Narrow the data below down to the lines containing "JSON".

┌──

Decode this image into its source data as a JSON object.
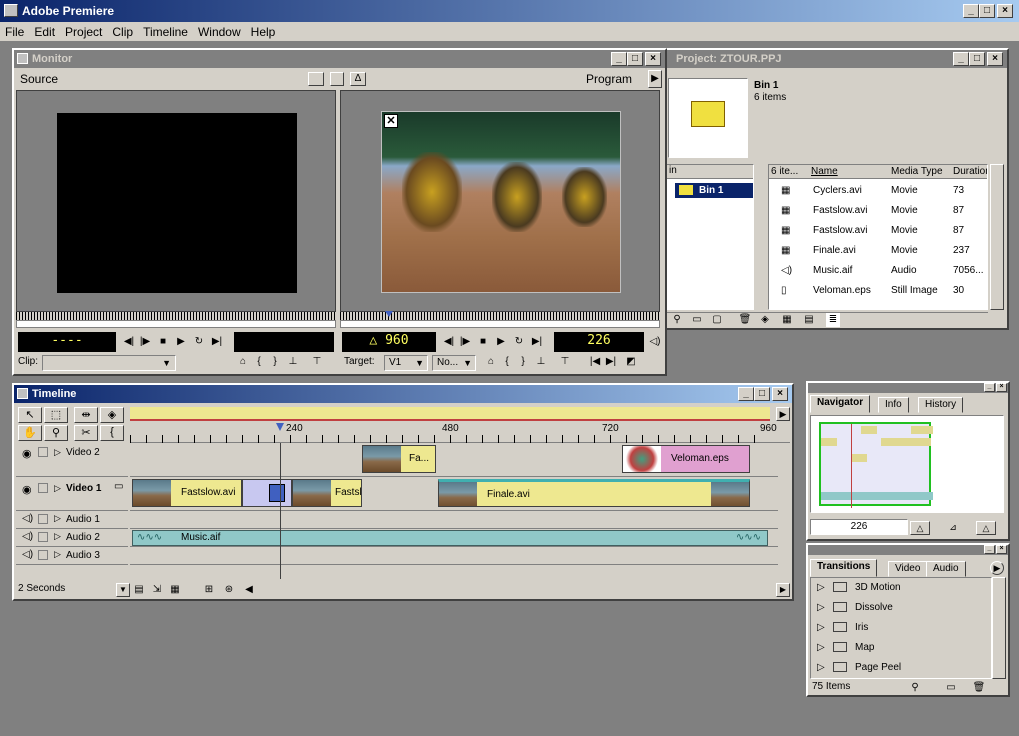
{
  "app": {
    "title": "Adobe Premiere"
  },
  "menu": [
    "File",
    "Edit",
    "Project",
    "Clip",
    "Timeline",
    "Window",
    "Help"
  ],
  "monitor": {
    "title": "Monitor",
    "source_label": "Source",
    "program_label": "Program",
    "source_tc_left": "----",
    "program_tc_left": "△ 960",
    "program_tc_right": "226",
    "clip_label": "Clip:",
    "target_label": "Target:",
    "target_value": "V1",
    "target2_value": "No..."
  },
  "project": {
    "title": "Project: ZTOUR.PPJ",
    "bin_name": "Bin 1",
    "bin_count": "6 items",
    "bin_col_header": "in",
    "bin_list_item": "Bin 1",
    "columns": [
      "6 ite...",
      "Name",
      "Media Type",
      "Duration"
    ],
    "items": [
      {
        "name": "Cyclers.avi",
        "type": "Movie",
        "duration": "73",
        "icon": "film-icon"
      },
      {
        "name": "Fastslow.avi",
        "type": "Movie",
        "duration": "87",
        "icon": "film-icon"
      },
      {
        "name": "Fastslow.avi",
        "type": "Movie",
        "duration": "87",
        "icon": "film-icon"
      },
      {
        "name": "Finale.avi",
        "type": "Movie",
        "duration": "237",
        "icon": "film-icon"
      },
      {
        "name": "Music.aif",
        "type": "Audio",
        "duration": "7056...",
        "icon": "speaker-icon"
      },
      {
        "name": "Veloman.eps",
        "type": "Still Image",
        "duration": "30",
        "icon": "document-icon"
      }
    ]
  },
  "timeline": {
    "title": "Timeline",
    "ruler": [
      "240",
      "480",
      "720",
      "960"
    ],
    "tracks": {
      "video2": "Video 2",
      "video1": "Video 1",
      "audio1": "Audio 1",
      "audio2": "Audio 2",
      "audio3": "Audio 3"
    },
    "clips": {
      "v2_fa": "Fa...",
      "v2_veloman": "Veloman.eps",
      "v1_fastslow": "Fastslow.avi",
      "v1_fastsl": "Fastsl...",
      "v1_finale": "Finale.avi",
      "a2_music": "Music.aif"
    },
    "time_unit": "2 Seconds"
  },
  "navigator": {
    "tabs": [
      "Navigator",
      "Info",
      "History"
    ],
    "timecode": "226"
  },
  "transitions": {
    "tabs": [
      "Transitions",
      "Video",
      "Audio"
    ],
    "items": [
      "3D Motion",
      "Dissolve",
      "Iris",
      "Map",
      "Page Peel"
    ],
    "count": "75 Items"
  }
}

└──
┌──

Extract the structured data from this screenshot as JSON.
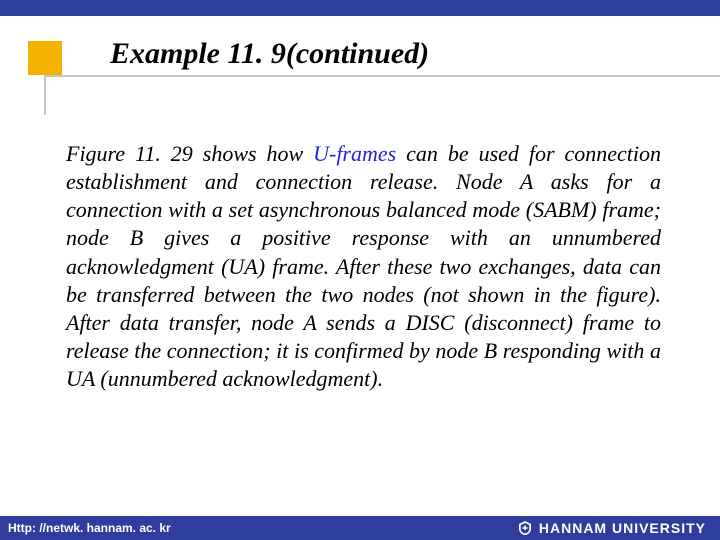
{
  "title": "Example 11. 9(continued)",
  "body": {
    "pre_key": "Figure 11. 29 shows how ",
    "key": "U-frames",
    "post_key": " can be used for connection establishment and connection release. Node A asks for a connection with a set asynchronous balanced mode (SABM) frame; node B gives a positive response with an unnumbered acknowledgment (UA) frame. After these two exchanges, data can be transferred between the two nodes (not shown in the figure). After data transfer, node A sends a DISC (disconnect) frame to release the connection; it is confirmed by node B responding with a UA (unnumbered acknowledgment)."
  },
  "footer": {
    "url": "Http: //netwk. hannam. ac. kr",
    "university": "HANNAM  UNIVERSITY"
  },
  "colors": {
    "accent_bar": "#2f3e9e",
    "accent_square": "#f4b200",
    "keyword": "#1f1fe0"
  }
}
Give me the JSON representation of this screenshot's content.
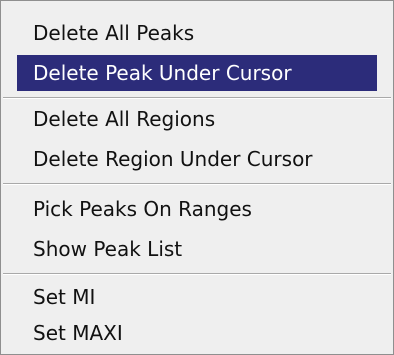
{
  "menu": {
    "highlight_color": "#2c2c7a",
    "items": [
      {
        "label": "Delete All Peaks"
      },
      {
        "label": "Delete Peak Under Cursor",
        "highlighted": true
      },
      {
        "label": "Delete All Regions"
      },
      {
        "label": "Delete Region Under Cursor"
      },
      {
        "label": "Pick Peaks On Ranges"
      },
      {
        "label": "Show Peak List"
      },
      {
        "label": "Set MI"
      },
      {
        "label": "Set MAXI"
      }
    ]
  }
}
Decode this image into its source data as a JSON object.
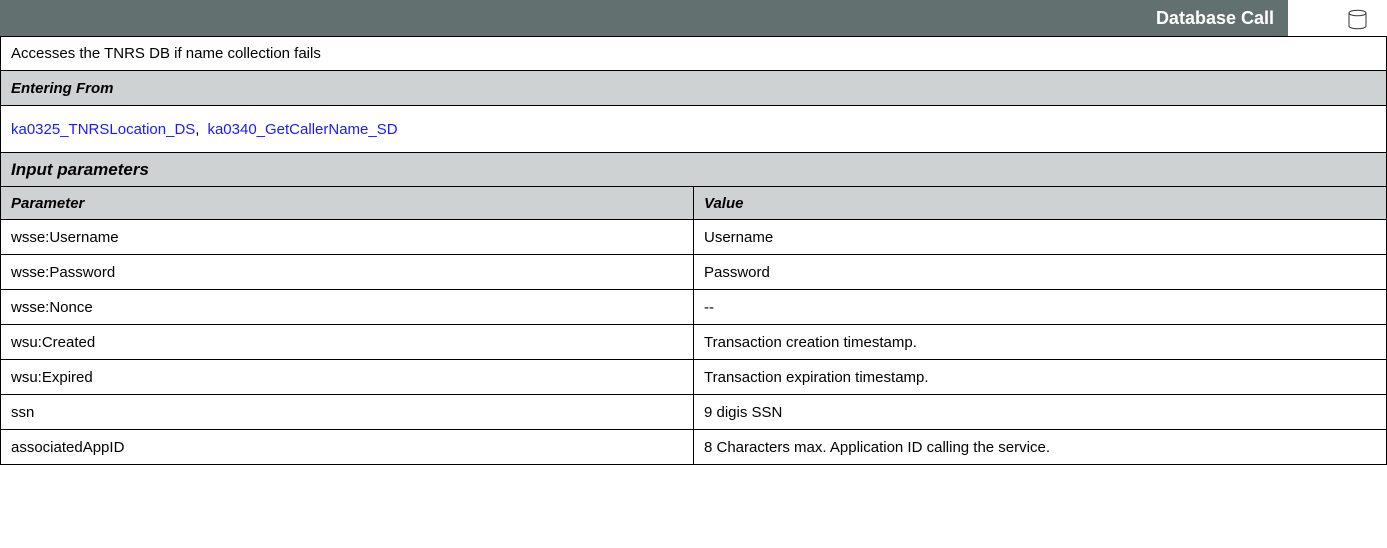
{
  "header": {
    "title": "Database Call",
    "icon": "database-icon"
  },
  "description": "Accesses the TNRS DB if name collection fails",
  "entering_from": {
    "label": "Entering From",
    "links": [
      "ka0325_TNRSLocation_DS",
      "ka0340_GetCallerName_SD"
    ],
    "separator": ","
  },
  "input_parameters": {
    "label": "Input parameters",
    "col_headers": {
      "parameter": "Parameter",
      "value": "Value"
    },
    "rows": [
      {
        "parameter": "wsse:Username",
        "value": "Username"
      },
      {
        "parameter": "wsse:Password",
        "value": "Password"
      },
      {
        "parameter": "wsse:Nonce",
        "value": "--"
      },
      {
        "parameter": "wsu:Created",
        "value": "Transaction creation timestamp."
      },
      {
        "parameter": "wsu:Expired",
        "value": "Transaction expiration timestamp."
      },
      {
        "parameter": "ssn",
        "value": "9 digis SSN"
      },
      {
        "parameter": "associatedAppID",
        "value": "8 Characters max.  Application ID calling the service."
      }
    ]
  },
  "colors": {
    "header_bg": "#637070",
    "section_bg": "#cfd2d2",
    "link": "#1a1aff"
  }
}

└──

Answer:
Decode this image into its source data as a JSON object.
Extract the structured data from this screenshot as JSON.
Give me the JSON representation of this screenshot's content.
Decode this image into its source data as a JSON object.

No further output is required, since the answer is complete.